• **Raw data**
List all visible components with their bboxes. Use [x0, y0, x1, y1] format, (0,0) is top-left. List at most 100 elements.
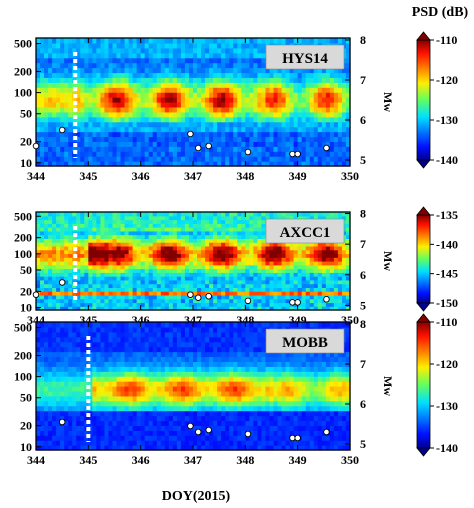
earthquake-marker	[32, 291, 40, 298]
spectrogram-heatmap	[36, 38, 351, 167]
y-tick-label: 200	[14, 231, 32, 245]
mw-tick-label: 6	[360, 113, 366, 127]
colorbar-max-arrow	[416, 31, 431, 41]
x-tick-label: 349	[289, 169, 307, 183]
colorbar-min-arrow	[416, 447, 431, 457]
x-tick-label: 344	[27, 169, 45, 183]
earthquake-marker	[323, 296, 330, 303]
earthquake-marker	[187, 130, 194, 138]
colorbar-tick-label: -140	[436, 153, 458, 167]
y-tick-label: 50	[20, 107, 32, 121]
earthquake-marker	[289, 299, 296, 306]
x-tick-label: 348	[236, 453, 254, 467]
colorbar-tick-label: -110	[436, 33, 457, 47]
earthquake-marker	[205, 142, 212, 150]
colorbar-tick-label: -130	[436, 113, 458, 127]
x-axis-title: DOY(2015)	[162, 489, 231, 504]
x-tick-label: 349	[289, 453, 307, 467]
earthquake-marker	[289, 434, 296, 442]
earthquake-marker	[32, 142, 40, 150]
mw-tick-label: 7	[360, 73, 366, 87]
x-tick-label: 347	[184, 453, 202, 467]
earthquake-marker	[187, 291, 194, 298]
x-tick-label: 348	[236, 169, 254, 183]
colorbar: -110 -120 -130 -140	[416, 31, 458, 169]
earthquake-marker	[205, 426, 212, 434]
earthquake-marker	[289, 150, 296, 158]
x-tick-label: 346	[132, 169, 150, 183]
y-tick-label: 200	[14, 348, 32, 362]
x-tick-label: 345	[79, 453, 97, 467]
earthquake-marker	[194, 428, 202, 436]
y-tick-label: 100	[14, 247, 32, 261]
earthquake-marker	[244, 297, 252, 305]
station-label-box	[265, 328, 345, 354]
earthquake-marker	[58, 418, 66, 426]
mw-axis-title: Mw	[381, 251, 395, 271]
colorbar-min-arrow	[416, 159, 431, 169]
x-tick-label: 346	[132, 453, 150, 467]
earthquake-marker	[294, 434, 301, 442]
mw-tick-label: 6	[360, 397, 366, 411]
earthquake-marker	[323, 144, 330, 152]
mw-tick-label: 5	[360, 437, 366, 451]
x-tick-label: 350	[341, 169, 359, 183]
station-label-box	[265, 218, 345, 244]
colorbar-gradient	[416, 214, 431, 304]
station-label: AXCC1	[280, 225, 331, 241]
y-tick-label: 500	[14, 209, 32, 223]
earthquake-marker	[194, 144, 202, 152]
colorbar-max-arrow	[416, 206, 431, 216]
panel-hys14: HYS14 344 345 346 347 348 349 350 10 20 50 100 200 50…	[14, 31, 458, 183]
earthquake-marker	[187, 422, 194, 430]
colorbar-tick-label: -145	[436, 267, 458, 281]
colorbar-gradient	[416, 39, 431, 161]
x-tick-label: 344	[27, 453, 45, 467]
y-tick-label: 10	[20, 440, 32, 454]
y-tick-label: 20	[20, 419, 32, 433]
earthquake-marker	[244, 148, 252, 156]
earthquake-marker	[194, 294, 202, 302]
earthquake-marker	[323, 428, 330, 436]
station-label: MOBB	[282, 335, 328, 351]
colorbar: -135 -140 -145 -150	[416, 206, 458, 312]
colorbar-tick-label: -110	[436, 315, 457, 329]
colorbar-tick-label: -135	[436, 208, 458, 222]
y-tick-label: 20	[20, 135, 32, 149]
mw-axis-title: Mw	[381, 92, 395, 112]
mw-tick-label: 7	[360, 357, 366, 371]
colorbar-tick-label: -150	[436, 296, 458, 310]
earthquake-marker	[58, 279, 66, 286]
colorbar-tick-label: -130	[436, 399, 458, 413]
y-tick-label: 20	[20, 284, 32, 298]
mw-tick-label: 6	[360, 268, 366, 282]
spectrogram-heatmap	[36, 322, 351, 451]
spectrogram-heatmap	[36, 212, 351, 311]
colorbar-tick-label: -120	[436, 357, 458, 371]
x-tick-label: 347	[184, 169, 202, 183]
earthquake-marker	[244, 430, 252, 438]
earthquake-marker	[294, 299, 301, 306]
mw-tick-label: 5	[360, 153, 366, 167]
panel-mobb: MOBB 344 345 346 347 348 349 350 10 20 50 100 200 500…	[14, 313, 458, 467]
y-tick-label: 200	[14, 64, 32, 78]
colorbar-gradient	[416, 321, 431, 449]
colorbar-tick-label: -140	[436, 237, 458, 251]
mw-tick-label: 8	[360, 33, 366, 47]
y-tick-label: 500	[14, 321, 32, 335]
y-tick-label: 500	[14, 37, 32, 51]
earthquake-marker	[294, 150, 301, 158]
y-tick-label: 10	[20, 156, 32, 170]
mw-tick-label: 8	[360, 317, 366, 331]
colorbar-min-arrow	[416, 302, 431, 312]
mw-tick-label: 7	[360, 237, 366, 251]
earthquake-marker	[58, 126, 66, 134]
mw-tick-label: 8	[360, 207, 366, 221]
station-label-box	[265, 44, 345, 70]
colorbar-title: PSD (dB)	[412, 5, 469, 20]
y-tick-label: 100	[14, 86, 32, 100]
y-tick-label: 50	[20, 263, 32, 277]
x-tick-label: 350	[341, 453, 359, 467]
y-tick-label: 10	[20, 301, 32, 315]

• **Problem statement**
Reproduce verbatim the stretch of the data from the line containing "291, 40, 298]" through the line containing "153, 458, 167]", both included.

• **Expected answer**
earthquake-marker	[32, 291, 40, 298]
spectrogram-heatmap	[36, 38, 351, 167]
y-tick-label: 200	[14, 231, 32, 245]
mw-tick-label: 6	[360, 113, 366, 127]
colorbar-max-arrow	[416, 31, 431, 41]
x-tick-label: 349	[289, 169, 307, 183]
colorbar-min-arrow	[416, 447, 431, 457]
x-tick-label: 344	[27, 169, 45, 183]
earthquake-marker	[323, 296, 330, 303]
earthquake-marker	[187, 130, 194, 138]
colorbar-tick-label: -140	[436, 153, 458, 167]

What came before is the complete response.